▶ Exercise requirements
Everything in the data should be repeated exactly, save for the images.

▶ Data provided
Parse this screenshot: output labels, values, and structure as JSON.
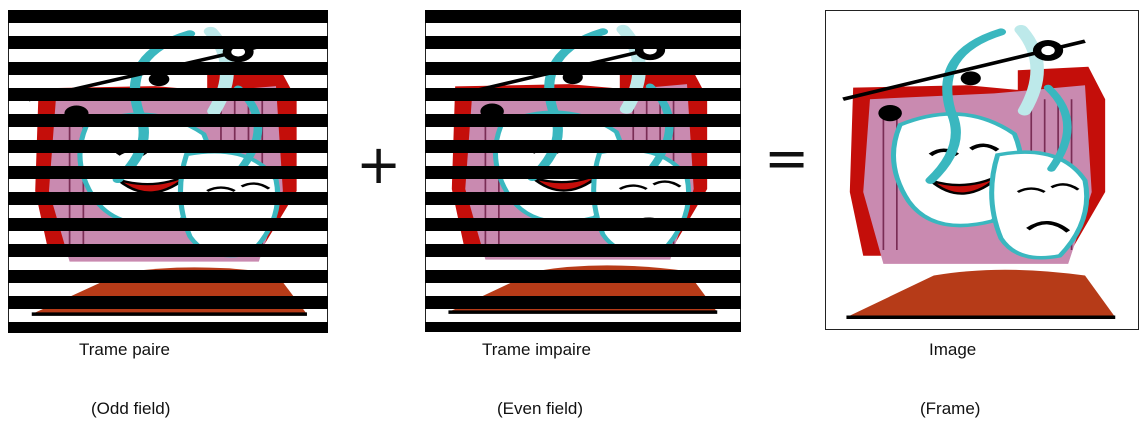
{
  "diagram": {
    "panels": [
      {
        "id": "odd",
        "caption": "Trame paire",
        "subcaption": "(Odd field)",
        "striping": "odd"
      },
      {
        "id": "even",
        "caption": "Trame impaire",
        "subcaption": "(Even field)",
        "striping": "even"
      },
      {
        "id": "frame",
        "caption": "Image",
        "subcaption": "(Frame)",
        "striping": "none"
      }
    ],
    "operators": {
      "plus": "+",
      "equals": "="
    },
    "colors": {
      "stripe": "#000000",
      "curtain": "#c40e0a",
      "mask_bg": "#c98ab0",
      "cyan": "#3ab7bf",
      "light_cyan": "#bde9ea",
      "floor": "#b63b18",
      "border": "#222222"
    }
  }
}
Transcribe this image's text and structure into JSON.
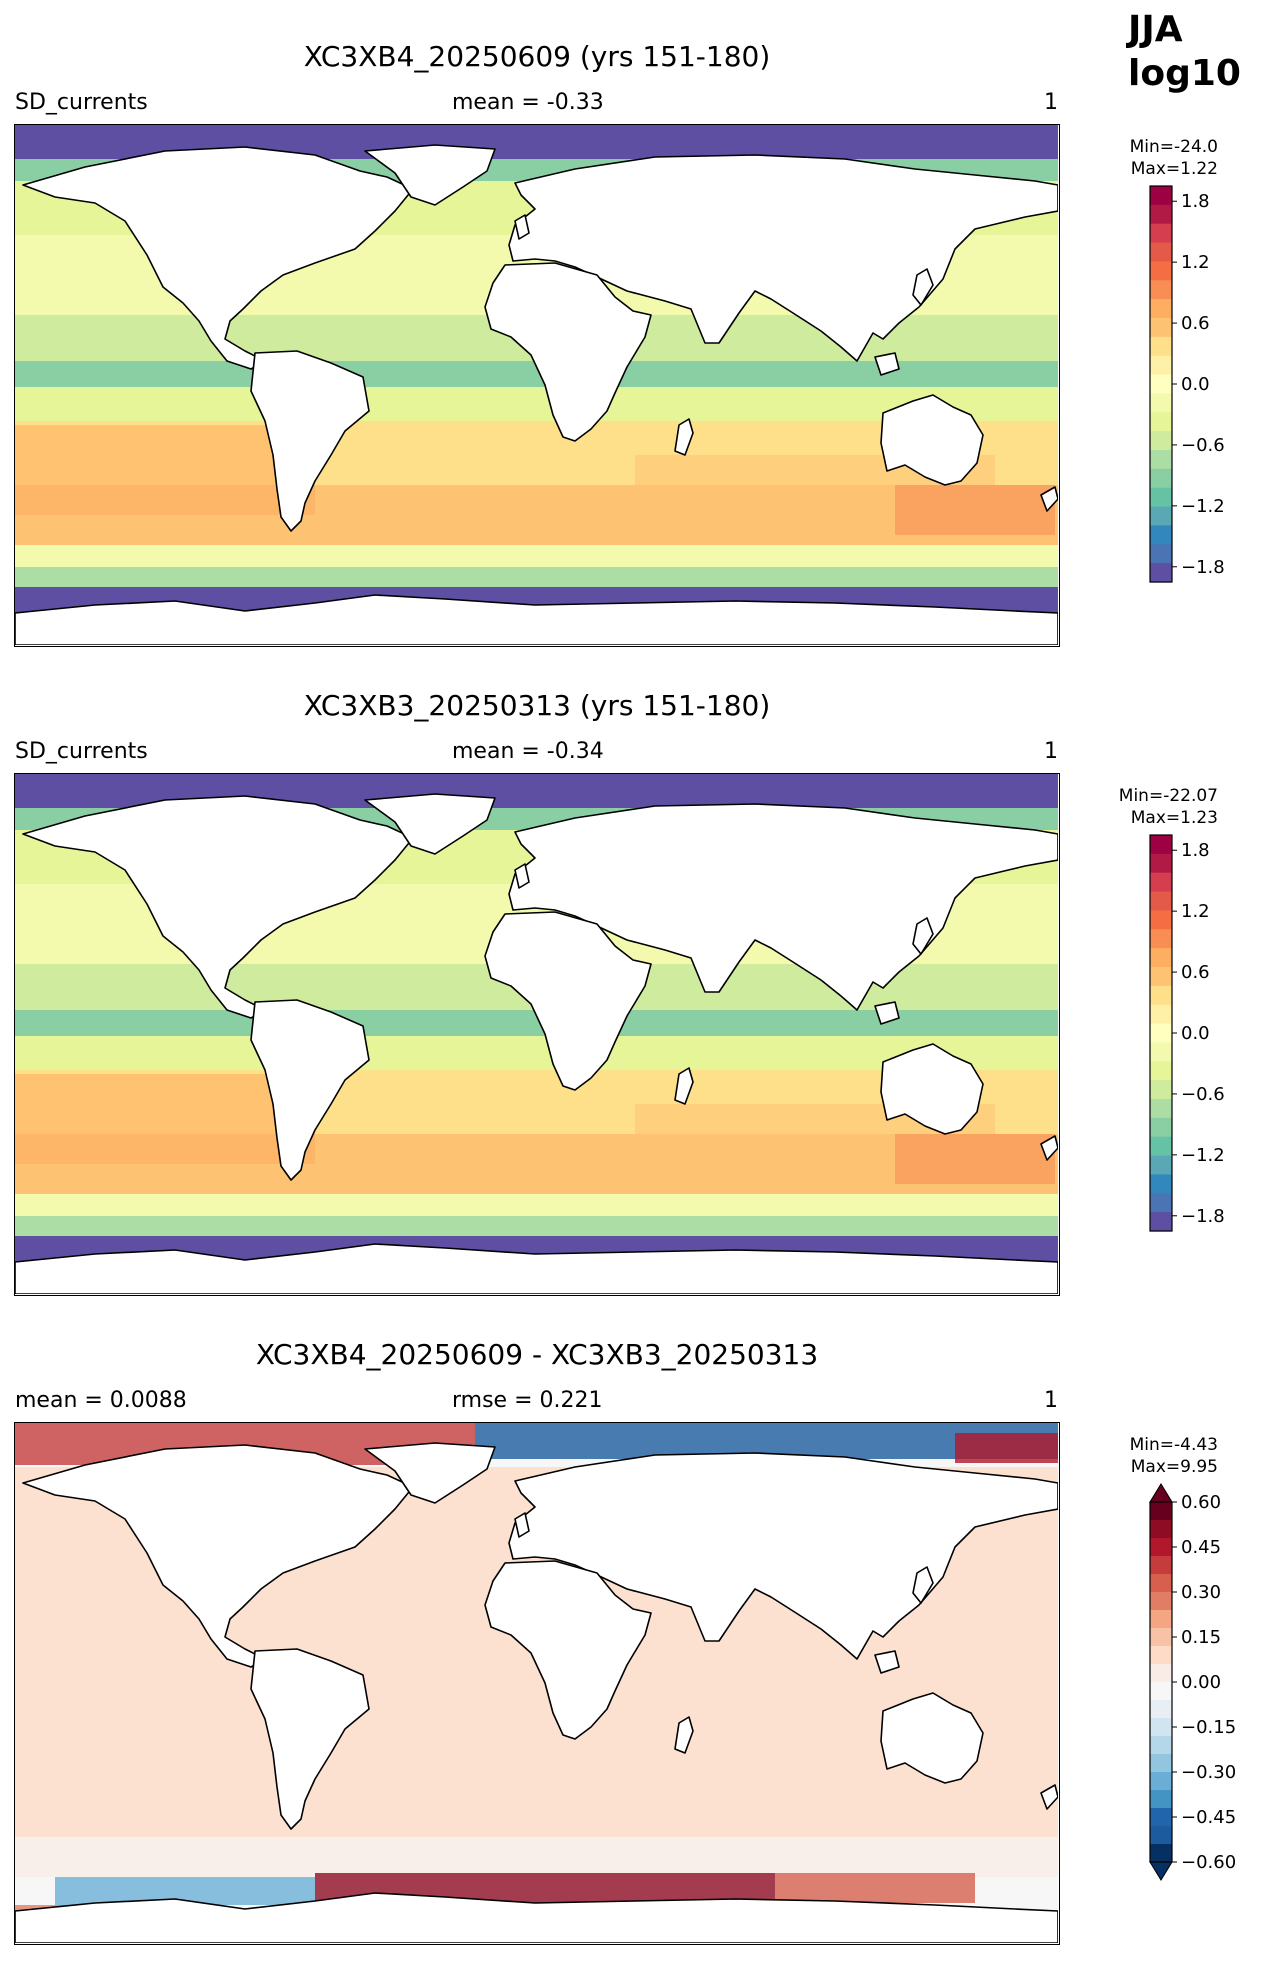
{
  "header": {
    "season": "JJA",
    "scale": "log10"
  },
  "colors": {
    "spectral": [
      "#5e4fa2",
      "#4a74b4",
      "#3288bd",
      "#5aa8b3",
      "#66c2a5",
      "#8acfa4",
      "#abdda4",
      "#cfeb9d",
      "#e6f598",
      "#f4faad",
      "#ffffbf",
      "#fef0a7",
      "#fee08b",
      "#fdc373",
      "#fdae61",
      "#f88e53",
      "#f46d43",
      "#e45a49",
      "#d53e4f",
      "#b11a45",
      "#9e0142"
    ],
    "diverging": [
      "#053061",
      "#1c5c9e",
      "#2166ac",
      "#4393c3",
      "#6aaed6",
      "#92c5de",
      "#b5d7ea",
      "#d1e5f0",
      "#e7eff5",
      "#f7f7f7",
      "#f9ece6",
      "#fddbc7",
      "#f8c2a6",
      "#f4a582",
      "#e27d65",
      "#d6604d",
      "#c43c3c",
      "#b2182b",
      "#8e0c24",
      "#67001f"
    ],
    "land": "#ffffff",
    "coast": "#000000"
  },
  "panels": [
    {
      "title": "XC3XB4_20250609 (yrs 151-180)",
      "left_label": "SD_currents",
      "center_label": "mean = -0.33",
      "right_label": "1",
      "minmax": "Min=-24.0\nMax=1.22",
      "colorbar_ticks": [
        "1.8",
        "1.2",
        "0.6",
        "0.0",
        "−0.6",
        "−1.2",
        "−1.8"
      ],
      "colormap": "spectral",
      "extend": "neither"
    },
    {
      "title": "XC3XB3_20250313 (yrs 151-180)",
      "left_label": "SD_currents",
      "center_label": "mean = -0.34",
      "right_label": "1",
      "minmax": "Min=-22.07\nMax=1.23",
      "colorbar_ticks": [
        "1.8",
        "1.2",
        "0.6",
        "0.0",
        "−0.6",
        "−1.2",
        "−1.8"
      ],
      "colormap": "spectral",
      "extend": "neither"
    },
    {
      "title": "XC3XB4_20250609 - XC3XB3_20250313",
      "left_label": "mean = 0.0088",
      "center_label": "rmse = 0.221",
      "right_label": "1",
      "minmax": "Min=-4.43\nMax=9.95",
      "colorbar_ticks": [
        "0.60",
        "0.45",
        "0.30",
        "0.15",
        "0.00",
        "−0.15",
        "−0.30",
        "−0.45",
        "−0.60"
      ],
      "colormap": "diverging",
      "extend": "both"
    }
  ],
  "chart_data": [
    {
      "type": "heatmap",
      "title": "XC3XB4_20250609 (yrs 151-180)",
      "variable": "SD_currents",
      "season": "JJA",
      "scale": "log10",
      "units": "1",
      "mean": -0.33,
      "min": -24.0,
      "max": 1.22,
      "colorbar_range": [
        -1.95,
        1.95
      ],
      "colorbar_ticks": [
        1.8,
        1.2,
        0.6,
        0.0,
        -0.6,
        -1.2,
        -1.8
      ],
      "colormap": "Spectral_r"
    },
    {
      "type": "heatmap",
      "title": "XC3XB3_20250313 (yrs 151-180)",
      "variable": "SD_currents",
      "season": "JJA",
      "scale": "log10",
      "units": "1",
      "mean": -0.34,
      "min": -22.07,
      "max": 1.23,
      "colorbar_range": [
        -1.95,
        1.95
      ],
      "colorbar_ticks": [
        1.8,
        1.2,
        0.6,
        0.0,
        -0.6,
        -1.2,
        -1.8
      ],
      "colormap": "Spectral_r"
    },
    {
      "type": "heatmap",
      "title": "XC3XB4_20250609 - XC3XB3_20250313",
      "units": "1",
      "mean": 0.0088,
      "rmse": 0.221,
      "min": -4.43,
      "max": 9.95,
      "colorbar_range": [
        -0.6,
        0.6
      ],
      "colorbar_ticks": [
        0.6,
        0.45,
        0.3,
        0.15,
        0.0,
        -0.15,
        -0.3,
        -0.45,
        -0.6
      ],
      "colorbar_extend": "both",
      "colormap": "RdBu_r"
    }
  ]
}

▶ Result below
Parse this screenshot: output labels, values, and structure as JSON.
{
  "diagram": {
    "panels": [
      {
        "id": "odd",
        "caption": "Trame paire",
        "subcaption": "(Odd field)",
        "striping": "odd"
      },
      {
        "id": "even",
        "caption": "Trame impaire",
        "subcaption": "(Even field)",
        "striping": "even"
      },
      {
        "id": "frame",
        "caption": "Image",
        "subcaption": "(Frame)",
        "striping": "none"
      }
    ],
    "operators": {
      "plus": "+",
      "equals": "="
    },
    "colors": {
      "stripe": "#000000",
      "curtain": "#c40e0a",
      "mask_bg": "#c98ab0",
      "cyan": "#3ab7bf",
      "light_cyan": "#bde9ea",
      "floor": "#b63b18",
      "border": "#222222"
    }
  }
}
Transcribe this image's text and structure into JSON.
{
  "header": {
    "season": "JJA",
    "scale": "log10"
  },
  "colors": {
    "spectral": [
      "#5e4fa2",
      "#4a74b4",
      "#3288bd",
      "#5aa8b3",
      "#66c2a5",
      "#8acfa4",
      "#abdda4",
      "#cfeb9d",
      "#e6f598",
      "#f4faad",
      "#ffffbf",
      "#fef0a7",
      "#fee08b",
      "#fdc373",
      "#fdae61",
      "#f88e53",
      "#f46d43",
      "#e45a49",
      "#d53e4f",
      "#b11a45",
      "#9e0142"
    ],
    "diverging": [
      "#053061",
      "#1c5c9e",
      "#2166ac",
      "#4393c3",
      "#6aaed6",
      "#92c5de",
      "#b5d7ea",
      "#d1e5f0",
      "#e7eff5",
      "#f7f7f7",
      "#f9ece6",
      "#fddbc7",
      "#f8c2a6",
      "#f4a582",
      "#e27d65",
      "#d6604d",
      "#c43c3c",
      "#b2182b",
      "#8e0c24",
      "#67001f"
    ],
    "land": "#ffffff",
    "coast": "#000000"
  },
  "panels": [
    {
      "title": "XC3XB4_20250609 (yrs 151-180)",
      "left_label": "SD_currents",
      "center_label": "mean = -0.33",
      "right_label": "1",
      "minmax": "Min=-24.0\nMax=1.22",
      "colorbar_ticks": [
        "1.8",
        "1.2",
        "0.6",
        "0.0",
        "−0.6",
        "−1.2",
        "−1.8"
      ],
      "colormap": "spectral",
      "extend": "neither"
    },
    {
      "title": "XC3XB3_20250313 (yrs 151-180)",
      "left_label": "SD_currents",
      "center_label": "mean = -0.34",
      "right_label": "1",
      "minmax": "Min=-22.07\nMax=1.23",
      "colorbar_ticks": [
        "1.8",
        "1.2",
        "0.6",
        "0.0",
        "−0.6",
        "−1.2",
        "−1.8"
      ],
      "colormap": "spectral",
      "extend": "neither"
    },
    {
      "title": "XC3XB4_20250609 - XC3XB3_20250313",
      "left_label": "mean = 0.0088",
      "center_label": "rmse = 0.221",
      "right_label": "1",
      "minmax": "Min=-4.43\nMax=9.95",
      "colorbar_ticks": [
        "0.60",
        "0.45",
        "0.30",
        "0.15",
        "0.00",
        "−0.15",
        "−0.30",
        "−0.45",
        "−0.60"
      ],
      "colormap": "diverging",
      "extend": "both"
    }
  ],
  "chart_data": [
    {
      "type": "heatmap",
      "title": "XC3XB4_20250609 (yrs 151-180)",
      "variable": "SD_currents",
      "season": "JJA",
      "scale": "log10",
      "units": "1",
      "mean": -0.33,
      "min": -24.0,
      "max": 1.22,
      "colorbar_range": [
        -1.95,
        1.95
      ],
      "colorbar_ticks": [
        1.8,
        1.2,
        0.6,
        0.0,
        -0.6,
        -1.2,
        -1.8
      ],
      "colormap": "Spectral_r"
    },
    {
      "type": "heatmap",
      "title": "XC3XB3_20250313 (yrs 151-180)",
      "variable": "SD_currents",
      "season": "JJA",
      "scale": "log10",
      "units": "1",
      "mean": -0.34,
      "min": -22.07,
      "max": 1.23,
      "colorbar_range": [
        -1.95,
        1.95
      ],
      "colorbar_ticks": [
        1.8,
        1.2,
        0.6,
        0.0,
        -0.6,
        -1.2,
        -1.8
      ],
      "colormap": "Spectral_r"
    },
    {
      "type": "heatmap",
      "title": "XC3XB4_20250609 - XC3XB3_20250313",
      "units": "1",
      "mean": 0.0088,
      "rmse": 0.221,
      "min": -4.43,
      "max": 9.95,
      "colorbar_range": [
        -0.6,
        0.6
      ],
      "colorbar_ticks": [
        0.6,
        0.45,
        0.3,
        0.15,
        0.0,
        -0.15,
        -0.3,
        -0.45,
        -0.6
      ],
      "colorbar_extend": "both",
      "colormap": "RdBu_r"
    }
  ]
}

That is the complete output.